Los teóricos de la posmodernidad, tan transitorios, erraron de lleno al diagnosticar el fin de las grandes narraciones o de los meta-relatos. Europa ha tenido no pocos visos de gran relato al alzarse de entre los escombros del cataclismo bélico, aún humeante el bunker de Hitler, y ponerse en busca de la concordia y la libertad. En ese gran relato, los Estados Unidos tuvieron un papel fundamental, como lo habían tenido ya en la Gran Guerra y lo iban a tener en la guerra fría. A los sesenta años del puente aéreo sobre Berlín, la épica ha sido sustituida por el choque del «no» irlandés con la prosa tecnocrática del Tratado de Lisboa, trasunto de la Europa del colesterol y del Euro-Islam, de un «softpower» intrascendente y de una paz interna olvidadiza de las erupciones balcánicas. Tiene algo de jardín neoclásico rodeado de junglas jurásicas controladas por algún ayatolá, el terror o premoniciones de Armagedón. Sí, tenemos que cultivar nuestro jardín, como decía Cándido, pero sin olvidar las pesadillas que agitan la mole soñolienta de Leviatán. Al fin y al cabo, en Europa se inventaron los totalitarismos.

-*-*-

> **Qué se pide**:
**a)** En el pasaje sobre Europa y el gran relato, ¿con qué choca el «no» irlandés?
**b)** Prosigue el pasaje sobre Europa y el gran relato a partir de su última frase.

Datos de análisis de maquetación de páginas:
-*-*-

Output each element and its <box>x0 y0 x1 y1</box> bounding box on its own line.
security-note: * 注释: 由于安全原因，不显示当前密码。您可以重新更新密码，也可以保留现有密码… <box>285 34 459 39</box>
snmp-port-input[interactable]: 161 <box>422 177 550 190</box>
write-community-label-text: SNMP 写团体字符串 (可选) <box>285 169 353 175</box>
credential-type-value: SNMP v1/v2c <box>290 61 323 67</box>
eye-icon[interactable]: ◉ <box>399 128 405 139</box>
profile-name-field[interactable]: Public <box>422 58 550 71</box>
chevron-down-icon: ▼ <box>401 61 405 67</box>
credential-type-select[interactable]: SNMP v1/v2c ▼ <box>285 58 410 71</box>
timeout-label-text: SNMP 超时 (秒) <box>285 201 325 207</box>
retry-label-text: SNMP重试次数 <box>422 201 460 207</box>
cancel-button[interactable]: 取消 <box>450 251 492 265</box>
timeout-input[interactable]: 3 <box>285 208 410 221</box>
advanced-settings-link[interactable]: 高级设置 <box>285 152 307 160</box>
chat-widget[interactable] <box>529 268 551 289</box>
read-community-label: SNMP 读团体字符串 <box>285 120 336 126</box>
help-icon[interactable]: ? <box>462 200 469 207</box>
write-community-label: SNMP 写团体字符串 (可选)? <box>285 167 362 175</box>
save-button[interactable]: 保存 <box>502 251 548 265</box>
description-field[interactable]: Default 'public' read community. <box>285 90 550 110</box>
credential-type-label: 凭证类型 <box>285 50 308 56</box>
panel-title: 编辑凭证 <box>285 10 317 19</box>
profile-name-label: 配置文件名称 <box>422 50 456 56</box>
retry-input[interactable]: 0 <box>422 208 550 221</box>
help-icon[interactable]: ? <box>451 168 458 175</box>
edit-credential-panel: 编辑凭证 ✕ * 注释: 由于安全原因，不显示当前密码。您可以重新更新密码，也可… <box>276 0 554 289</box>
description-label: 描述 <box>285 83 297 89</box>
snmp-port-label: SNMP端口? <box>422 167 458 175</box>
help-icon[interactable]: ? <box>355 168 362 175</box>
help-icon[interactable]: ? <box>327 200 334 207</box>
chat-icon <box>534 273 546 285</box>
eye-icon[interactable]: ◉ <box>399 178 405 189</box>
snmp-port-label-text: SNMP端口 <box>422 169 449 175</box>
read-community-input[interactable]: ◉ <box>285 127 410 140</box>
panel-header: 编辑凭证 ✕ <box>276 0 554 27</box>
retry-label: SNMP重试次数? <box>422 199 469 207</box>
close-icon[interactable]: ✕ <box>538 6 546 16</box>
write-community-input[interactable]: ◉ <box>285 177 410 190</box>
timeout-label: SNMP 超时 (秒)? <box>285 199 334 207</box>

-*-*-

> **Respuestas**:
**a)** Con la prosa tecnocrática del Tratado de Lisboa.

**b)**
Hoy capital de la Alemania reunificada, Berlín era en el verano de 1948 una ruina distribuida entre los poderes de ocupación. Stalin decidió bloquear el suministro de Berlín. Frente a opciones como el abandono y el enfrentamiento, los Estados Unidos acordaron organizar un corredor aéreo que alimentó a los berlineses durante once meses. La Unión Soviética finalmente levantó el bloqueo. Europa se había librado de otra guerra y el espíritu de la libertad cundía en el viejo Berlín. Con precedentes de esta magnitud, es una inquietante paradoja de nuestro tiempo que el meta-relato compartido tantas veces entre Europa y los Estados Unidos sea un espejo roto precisamente cuando ambas sociedades han protagonizado y compartido éxitos de prosperidad, de logro institucional y de calidad civil.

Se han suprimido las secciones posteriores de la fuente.